→ WRITTEN EXERCISE
Copy each line of the records that contains the word "removed".

Collection entries
=-=-=

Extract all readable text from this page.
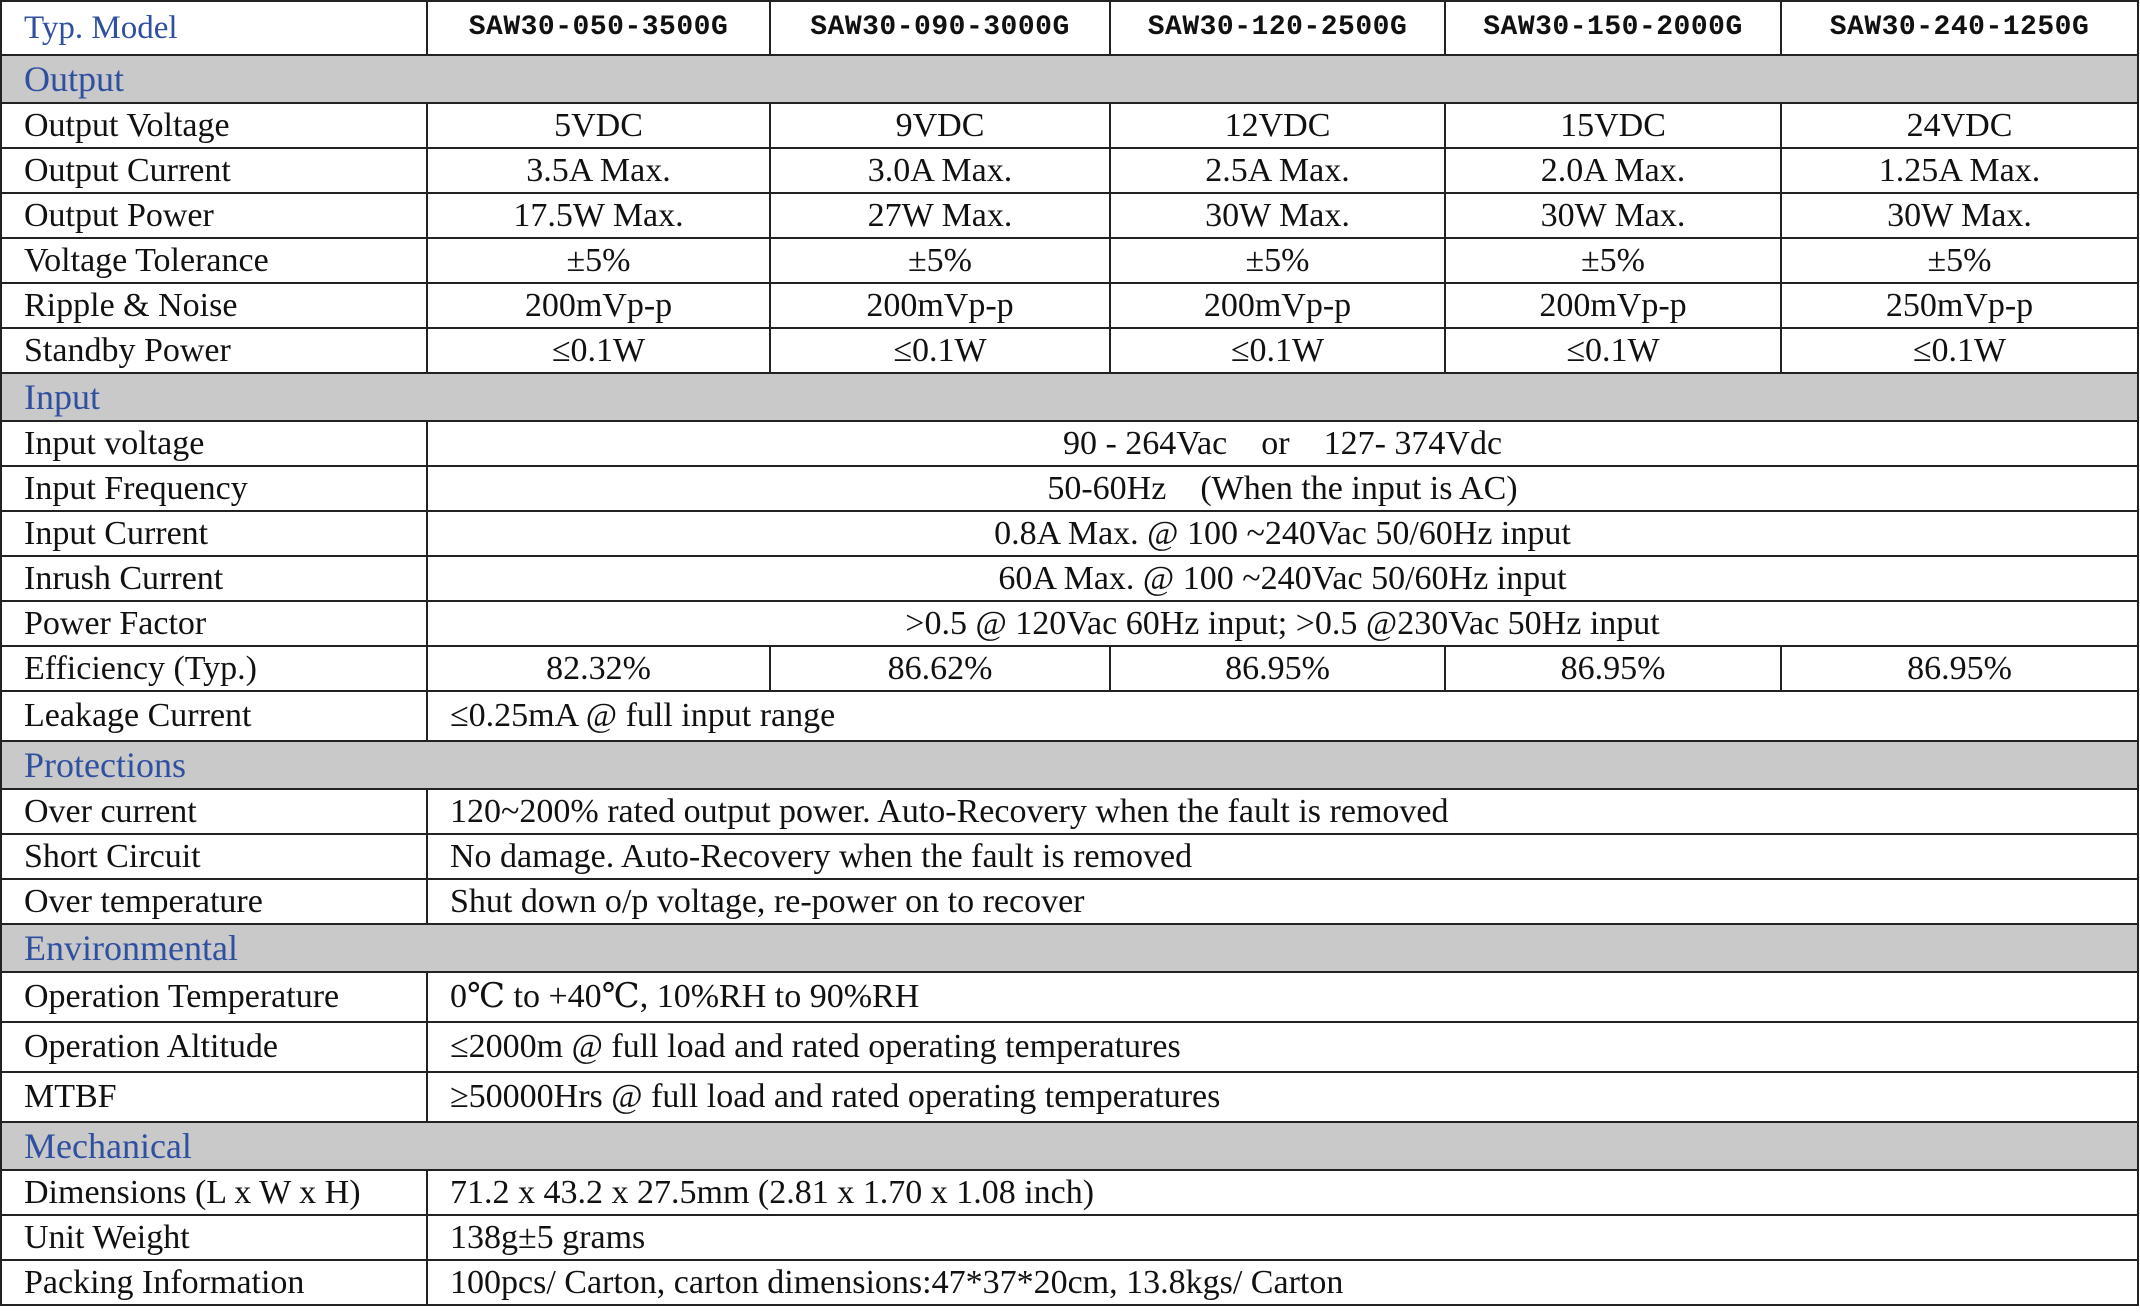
Typ. Model	SAW30-050-3500G	SAW30-090-3000G	SAW30-120-2500G	SAW30-150-2000G	SAW30-240-1250G
Output					
Output Voltage	5VDC	9VDC	12VDC	15VDC	24VDC
Output Current	3.5A Max.	3.0A Max.	2.5A Max.	2.0A Max.	1.25A Max.
Output Power	17.5W Max.	27W Max.	30W Max.	30W Max.	30W Max.
Voltage Tolerance	±5%	±5%	±5%	±5%	±5%
Ripple & Noise	200mVp-p	200mVp-p	200mVp-p	200mVp-p	250mVp-p
Standby Power	≤0.1W	≤0.1W	≤0.1W	≤0.1W	≤0.1W
Input					
Input voltage	90 - 264Vac    or    127- 374Vdc				
Input Frequency	50-60Hz    (When the input is AC)				
Input Current	0.8A Max. @ 100 ~240Vac 50/60Hz input				
Inrush Current	60A Max. @ 100 ~240Vac 50/60Hz input				
Power Factor	>0.5 @ 120Vac 60Hz input; >0.5 @230Vac 50Hz input				
Efficiency (Typ.)	82.32%	86.62%	86.95%	86.95%	86.95%
Leakage Current	≤0.25mA @ full input range				
Protections					
Over current	120~200% rated output power. Auto-Recovery when the fault is removed				
Short Circuit	No damage. Auto-Recovery when the fault is removed				
Over temperature	Shut down o/p voltage, re-power on to recover				
Environmental					
Operation Temperature	0℃ to +40℃, 10%RH to 90%RH				
Operation Altitude	≤2000m @ full load and rated operating temperatures				
MTBF	≥50000Hrs @ full load and rated operating temperatures				
Mechanical					
Dimensions (L x W x H)	71.2 x 43.2 x 27.5mm (2.81 x 1.70 x 1.08 inch)				
Unit Weight	138g±5 grams				
Packing Information	100pcs/ Carton, carton dimensions:47*37*20cm, 13.8kgs/ Carton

=-=-=

→ EXERCISE RESULT
Over current	120~200% rated output power. Auto-Recovery when the fault is removed				
Short Circuit	No damage. Auto-Recovery when the fault is removed				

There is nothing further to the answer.